Look through the material and copy each line holding "Долотинского".

> _Entries supplied_
--------------------------------------------------
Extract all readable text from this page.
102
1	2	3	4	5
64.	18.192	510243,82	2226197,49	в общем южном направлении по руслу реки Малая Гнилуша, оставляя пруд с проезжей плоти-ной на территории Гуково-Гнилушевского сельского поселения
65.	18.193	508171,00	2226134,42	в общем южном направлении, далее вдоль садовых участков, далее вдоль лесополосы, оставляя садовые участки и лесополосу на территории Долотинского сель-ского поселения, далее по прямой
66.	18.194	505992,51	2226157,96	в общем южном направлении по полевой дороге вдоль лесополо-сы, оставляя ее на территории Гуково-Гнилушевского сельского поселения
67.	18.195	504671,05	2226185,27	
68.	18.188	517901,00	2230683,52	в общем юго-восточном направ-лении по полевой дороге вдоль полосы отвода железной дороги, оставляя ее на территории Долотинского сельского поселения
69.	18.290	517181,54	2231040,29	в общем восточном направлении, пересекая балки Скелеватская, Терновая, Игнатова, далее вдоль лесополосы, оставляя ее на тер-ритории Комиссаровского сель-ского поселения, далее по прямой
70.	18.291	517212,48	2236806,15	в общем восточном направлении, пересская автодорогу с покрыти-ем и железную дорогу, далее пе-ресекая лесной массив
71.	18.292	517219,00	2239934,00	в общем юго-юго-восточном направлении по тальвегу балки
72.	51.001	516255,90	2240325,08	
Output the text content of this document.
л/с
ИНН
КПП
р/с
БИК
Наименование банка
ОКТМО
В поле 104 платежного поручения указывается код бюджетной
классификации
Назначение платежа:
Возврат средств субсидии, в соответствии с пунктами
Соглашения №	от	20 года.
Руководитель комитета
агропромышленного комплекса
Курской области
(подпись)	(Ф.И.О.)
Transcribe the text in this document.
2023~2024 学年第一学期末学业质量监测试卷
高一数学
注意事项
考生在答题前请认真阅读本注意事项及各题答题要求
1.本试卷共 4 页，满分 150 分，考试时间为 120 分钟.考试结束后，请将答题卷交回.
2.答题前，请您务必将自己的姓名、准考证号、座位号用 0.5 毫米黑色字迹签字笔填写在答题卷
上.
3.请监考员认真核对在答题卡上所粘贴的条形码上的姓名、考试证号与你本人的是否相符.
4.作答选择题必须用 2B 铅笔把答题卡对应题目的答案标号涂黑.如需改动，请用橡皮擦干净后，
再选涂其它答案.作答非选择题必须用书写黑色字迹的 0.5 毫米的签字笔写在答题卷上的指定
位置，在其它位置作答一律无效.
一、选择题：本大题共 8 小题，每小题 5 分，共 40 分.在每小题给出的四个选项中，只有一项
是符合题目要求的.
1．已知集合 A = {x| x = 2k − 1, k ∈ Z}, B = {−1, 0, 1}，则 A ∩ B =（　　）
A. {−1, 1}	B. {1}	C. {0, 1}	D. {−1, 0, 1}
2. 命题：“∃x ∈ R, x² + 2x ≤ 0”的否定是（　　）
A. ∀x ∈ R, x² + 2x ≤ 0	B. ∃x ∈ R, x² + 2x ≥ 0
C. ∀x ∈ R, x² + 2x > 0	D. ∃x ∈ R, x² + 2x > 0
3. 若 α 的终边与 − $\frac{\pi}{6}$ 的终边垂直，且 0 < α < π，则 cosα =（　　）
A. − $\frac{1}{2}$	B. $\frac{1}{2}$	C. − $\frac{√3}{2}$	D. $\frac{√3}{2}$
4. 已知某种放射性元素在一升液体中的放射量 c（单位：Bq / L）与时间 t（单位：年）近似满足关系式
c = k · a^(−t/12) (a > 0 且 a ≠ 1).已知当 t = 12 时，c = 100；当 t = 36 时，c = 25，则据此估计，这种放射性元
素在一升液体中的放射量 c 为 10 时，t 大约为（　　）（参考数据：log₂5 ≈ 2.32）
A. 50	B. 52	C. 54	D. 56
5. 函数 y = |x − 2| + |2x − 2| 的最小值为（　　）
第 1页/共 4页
--------------------------------------------------
> _Completed task_
65.	18.193	508171,00	2226134,42	в общем южном направлении, далее вдоль садовых участков, далее вдоль лесополосы, оставляя садовые участки и лесополосу на территории Долотинского сель-ского поселения, далее по прямой
68.	18.188	517901,00	2230683,52	в общем юго-восточном направ-лении по полевой дороге вдоль полосы отвода железной дороги, оставляя ее на территории Долотинского сельского поселения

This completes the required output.